[Entries with figure data]
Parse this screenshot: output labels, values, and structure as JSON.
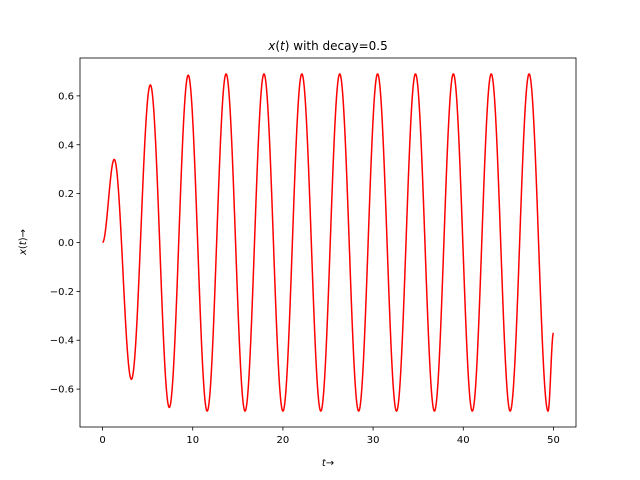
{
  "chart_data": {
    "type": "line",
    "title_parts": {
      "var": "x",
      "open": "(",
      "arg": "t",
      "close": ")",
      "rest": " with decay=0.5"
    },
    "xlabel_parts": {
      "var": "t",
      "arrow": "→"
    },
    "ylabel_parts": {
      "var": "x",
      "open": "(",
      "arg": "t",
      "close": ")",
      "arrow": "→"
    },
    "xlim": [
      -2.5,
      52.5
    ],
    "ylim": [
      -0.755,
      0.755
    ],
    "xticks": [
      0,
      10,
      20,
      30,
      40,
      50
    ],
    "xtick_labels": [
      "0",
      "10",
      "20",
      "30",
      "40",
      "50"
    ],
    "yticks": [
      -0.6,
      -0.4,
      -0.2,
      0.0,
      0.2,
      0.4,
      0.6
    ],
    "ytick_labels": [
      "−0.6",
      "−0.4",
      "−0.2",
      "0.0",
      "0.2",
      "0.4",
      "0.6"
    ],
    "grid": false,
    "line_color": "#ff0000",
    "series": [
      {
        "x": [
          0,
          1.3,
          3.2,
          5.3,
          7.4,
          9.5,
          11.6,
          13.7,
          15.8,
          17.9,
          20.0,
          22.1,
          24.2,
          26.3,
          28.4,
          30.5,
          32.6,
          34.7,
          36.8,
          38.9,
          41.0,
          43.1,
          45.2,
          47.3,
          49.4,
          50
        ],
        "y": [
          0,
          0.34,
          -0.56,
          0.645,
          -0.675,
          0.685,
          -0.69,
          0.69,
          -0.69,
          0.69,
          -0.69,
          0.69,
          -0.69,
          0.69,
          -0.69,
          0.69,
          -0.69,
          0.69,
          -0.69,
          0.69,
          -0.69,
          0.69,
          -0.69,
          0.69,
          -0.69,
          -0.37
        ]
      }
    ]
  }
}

▸ THE EXERCISE
Leave out the pictures, and give all the records again exactly.

▸ RESULT BELOW
Parse this screenshot: output labels, values, and structure as JSON.
{
  "chart_data": {
    "type": "line",
    "title_parts": {
      "var": "x",
      "open": "(",
      "arg": "t",
      "close": ")",
      "rest": " with decay=0.5"
    },
    "xlabel_parts": {
      "var": "t",
      "arrow": "→"
    },
    "ylabel_parts": {
      "var": "x",
      "open": "(",
      "arg": "t",
      "close": ")",
      "arrow": "→"
    },
    "xlim": [
      -2.5,
      52.5
    ],
    "ylim": [
      -0.755,
      0.755
    ],
    "xticks": [
      0,
      10,
      20,
      30,
      40,
      50
    ],
    "xtick_labels": [
      "0",
      "10",
      "20",
      "30",
      "40",
      "50"
    ],
    "yticks": [
      -0.6,
      -0.4,
      -0.2,
      0.0,
      0.2,
      0.4,
      0.6
    ],
    "ytick_labels": [
      "−0.6",
      "−0.4",
      "−0.2",
      "0.0",
      "0.2",
      "0.4",
      "0.6"
    ],
    "grid": false,
    "line_color": "#ff0000",
    "series": [
      {
        "x": [
          0,
          1.3,
          3.2,
          5.3,
          7.4,
          9.5,
          11.6,
          13.7,
          15.8,
          17.9,
          20.0,
          22.1,
          24.2,
          26.3,
          28.4,
          30.5,
          32.6,
          34.7,
          36.8,
          38.9,
          41.0,
          43.1,
          45.2,
          47.3,
          49.4,
          50
        ],
        "y": [
          0,
          0.34,
          -0.56,
          0.645,
          -0.675,
          0.685,
          -0.69,
          0.69,
          -0.69,
          0.69,
          -0.69,
          0.69,
          -0.69,
          0.69,
          -0.69,
          0.69,
          -0.69,
          0.69,
          -0.69,
          0.69,
          -0.69,
          0.69,
          -0.69,
          0.69,
          -0.69,
          -0.37
        ]
      }
    ]
  }
}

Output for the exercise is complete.